Box coordinate listings:
::::::::

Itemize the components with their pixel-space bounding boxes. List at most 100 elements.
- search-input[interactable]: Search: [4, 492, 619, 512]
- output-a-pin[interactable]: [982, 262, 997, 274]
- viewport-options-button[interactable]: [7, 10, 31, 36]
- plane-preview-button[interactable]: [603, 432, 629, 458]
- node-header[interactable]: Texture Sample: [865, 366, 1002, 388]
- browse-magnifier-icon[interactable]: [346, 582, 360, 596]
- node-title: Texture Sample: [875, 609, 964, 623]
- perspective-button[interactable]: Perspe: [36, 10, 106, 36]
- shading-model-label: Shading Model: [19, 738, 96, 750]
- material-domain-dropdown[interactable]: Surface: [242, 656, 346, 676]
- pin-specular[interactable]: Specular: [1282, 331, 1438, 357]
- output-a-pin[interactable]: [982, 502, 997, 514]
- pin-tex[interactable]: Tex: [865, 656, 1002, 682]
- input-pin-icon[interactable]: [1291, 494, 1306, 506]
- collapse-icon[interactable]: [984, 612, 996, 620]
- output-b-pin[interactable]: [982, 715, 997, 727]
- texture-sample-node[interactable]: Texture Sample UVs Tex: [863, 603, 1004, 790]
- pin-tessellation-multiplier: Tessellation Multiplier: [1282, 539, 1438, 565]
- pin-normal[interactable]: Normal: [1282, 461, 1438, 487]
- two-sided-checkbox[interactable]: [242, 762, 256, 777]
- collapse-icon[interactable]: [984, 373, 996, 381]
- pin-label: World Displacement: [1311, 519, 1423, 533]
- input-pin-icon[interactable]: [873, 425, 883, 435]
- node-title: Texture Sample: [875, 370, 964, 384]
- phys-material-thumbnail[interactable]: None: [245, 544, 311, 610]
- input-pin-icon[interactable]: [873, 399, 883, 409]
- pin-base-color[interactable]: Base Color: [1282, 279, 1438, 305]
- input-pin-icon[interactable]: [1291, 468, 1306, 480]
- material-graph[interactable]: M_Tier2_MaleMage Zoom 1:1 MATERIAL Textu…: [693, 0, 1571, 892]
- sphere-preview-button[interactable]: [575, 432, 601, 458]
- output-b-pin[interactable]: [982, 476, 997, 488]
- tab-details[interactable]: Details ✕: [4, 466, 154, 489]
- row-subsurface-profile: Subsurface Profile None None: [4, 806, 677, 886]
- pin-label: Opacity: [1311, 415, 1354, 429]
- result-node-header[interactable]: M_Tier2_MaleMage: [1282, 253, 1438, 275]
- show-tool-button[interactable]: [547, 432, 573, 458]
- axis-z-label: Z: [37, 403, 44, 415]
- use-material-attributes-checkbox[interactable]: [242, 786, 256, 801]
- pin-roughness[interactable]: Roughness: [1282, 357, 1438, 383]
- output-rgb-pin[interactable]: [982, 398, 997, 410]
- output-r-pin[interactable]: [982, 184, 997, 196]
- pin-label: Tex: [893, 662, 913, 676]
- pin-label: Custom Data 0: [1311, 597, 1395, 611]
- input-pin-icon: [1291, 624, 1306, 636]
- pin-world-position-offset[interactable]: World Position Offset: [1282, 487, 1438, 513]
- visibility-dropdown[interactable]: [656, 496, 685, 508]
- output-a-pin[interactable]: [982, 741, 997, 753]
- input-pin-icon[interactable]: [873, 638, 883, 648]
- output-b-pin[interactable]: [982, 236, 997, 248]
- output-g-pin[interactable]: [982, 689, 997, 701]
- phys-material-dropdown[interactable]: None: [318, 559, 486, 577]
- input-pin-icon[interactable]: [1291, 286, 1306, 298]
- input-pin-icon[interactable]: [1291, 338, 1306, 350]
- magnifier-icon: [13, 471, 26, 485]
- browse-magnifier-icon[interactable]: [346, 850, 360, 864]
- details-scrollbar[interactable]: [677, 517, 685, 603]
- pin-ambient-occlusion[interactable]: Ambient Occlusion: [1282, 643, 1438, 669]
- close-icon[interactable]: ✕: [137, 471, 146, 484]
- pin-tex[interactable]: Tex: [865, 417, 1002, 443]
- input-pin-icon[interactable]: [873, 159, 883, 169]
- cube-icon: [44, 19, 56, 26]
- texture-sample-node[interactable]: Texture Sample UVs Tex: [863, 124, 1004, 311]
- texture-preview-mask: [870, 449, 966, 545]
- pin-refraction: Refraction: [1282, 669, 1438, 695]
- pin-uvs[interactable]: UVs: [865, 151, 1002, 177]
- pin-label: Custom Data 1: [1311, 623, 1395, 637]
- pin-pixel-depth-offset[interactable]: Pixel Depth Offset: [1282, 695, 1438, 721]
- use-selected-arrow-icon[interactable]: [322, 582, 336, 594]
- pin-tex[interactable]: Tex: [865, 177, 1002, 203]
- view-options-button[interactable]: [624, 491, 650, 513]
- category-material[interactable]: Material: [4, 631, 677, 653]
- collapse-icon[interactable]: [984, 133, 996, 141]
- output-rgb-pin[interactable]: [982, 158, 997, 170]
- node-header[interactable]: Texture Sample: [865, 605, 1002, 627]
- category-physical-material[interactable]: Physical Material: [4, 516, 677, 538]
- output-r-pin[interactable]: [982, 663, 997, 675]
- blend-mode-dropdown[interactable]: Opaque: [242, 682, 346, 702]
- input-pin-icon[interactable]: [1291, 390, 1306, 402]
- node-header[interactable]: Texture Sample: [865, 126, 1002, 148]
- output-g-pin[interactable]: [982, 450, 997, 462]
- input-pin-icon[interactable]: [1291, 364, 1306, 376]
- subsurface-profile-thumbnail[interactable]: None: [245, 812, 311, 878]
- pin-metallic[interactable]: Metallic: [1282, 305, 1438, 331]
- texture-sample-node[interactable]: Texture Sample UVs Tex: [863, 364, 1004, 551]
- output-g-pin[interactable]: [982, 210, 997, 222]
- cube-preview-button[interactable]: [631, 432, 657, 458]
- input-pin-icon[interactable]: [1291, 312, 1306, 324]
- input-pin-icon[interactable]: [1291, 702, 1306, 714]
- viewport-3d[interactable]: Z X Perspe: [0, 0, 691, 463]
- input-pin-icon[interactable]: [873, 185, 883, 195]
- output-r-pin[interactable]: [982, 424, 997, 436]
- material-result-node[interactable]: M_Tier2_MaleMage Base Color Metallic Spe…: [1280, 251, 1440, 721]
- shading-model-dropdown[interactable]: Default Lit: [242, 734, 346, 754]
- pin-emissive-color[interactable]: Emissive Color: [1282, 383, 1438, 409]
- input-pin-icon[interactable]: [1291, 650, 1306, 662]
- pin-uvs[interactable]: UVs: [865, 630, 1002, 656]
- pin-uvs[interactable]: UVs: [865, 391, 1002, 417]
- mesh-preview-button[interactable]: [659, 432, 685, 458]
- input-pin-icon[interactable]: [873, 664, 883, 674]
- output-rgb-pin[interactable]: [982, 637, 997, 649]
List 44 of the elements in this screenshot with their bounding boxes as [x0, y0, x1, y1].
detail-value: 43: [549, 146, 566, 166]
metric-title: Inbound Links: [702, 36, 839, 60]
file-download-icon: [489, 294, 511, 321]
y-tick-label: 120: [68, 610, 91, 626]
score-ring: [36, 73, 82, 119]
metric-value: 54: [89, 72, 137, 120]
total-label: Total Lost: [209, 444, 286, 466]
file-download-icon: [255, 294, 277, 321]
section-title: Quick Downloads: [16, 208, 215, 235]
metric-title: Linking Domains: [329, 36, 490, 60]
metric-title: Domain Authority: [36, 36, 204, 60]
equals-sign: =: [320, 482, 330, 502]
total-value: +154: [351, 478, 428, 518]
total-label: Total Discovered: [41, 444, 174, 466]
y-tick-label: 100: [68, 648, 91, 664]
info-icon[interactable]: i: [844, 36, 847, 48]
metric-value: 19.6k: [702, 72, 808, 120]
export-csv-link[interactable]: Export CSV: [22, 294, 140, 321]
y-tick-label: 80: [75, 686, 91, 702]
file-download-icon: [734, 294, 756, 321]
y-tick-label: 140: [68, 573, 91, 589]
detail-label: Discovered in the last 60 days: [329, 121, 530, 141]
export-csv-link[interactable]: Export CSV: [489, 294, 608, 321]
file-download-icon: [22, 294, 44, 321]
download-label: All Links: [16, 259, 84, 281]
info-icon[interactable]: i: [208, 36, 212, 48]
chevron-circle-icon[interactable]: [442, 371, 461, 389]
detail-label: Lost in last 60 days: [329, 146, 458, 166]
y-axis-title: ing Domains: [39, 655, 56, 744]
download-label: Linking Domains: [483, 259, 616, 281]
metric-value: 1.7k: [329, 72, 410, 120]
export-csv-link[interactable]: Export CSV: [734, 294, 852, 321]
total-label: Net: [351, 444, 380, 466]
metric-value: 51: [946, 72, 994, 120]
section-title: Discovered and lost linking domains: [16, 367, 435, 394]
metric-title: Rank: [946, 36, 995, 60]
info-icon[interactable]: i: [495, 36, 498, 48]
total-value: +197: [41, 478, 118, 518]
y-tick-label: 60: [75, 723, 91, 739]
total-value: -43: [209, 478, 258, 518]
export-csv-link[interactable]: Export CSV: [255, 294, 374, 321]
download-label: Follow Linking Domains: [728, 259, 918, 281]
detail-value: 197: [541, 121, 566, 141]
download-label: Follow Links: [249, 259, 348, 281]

::::::::

How many lines in the listings above contain the string "preview"? Reply with the number alone.

◆ **Written response**:
5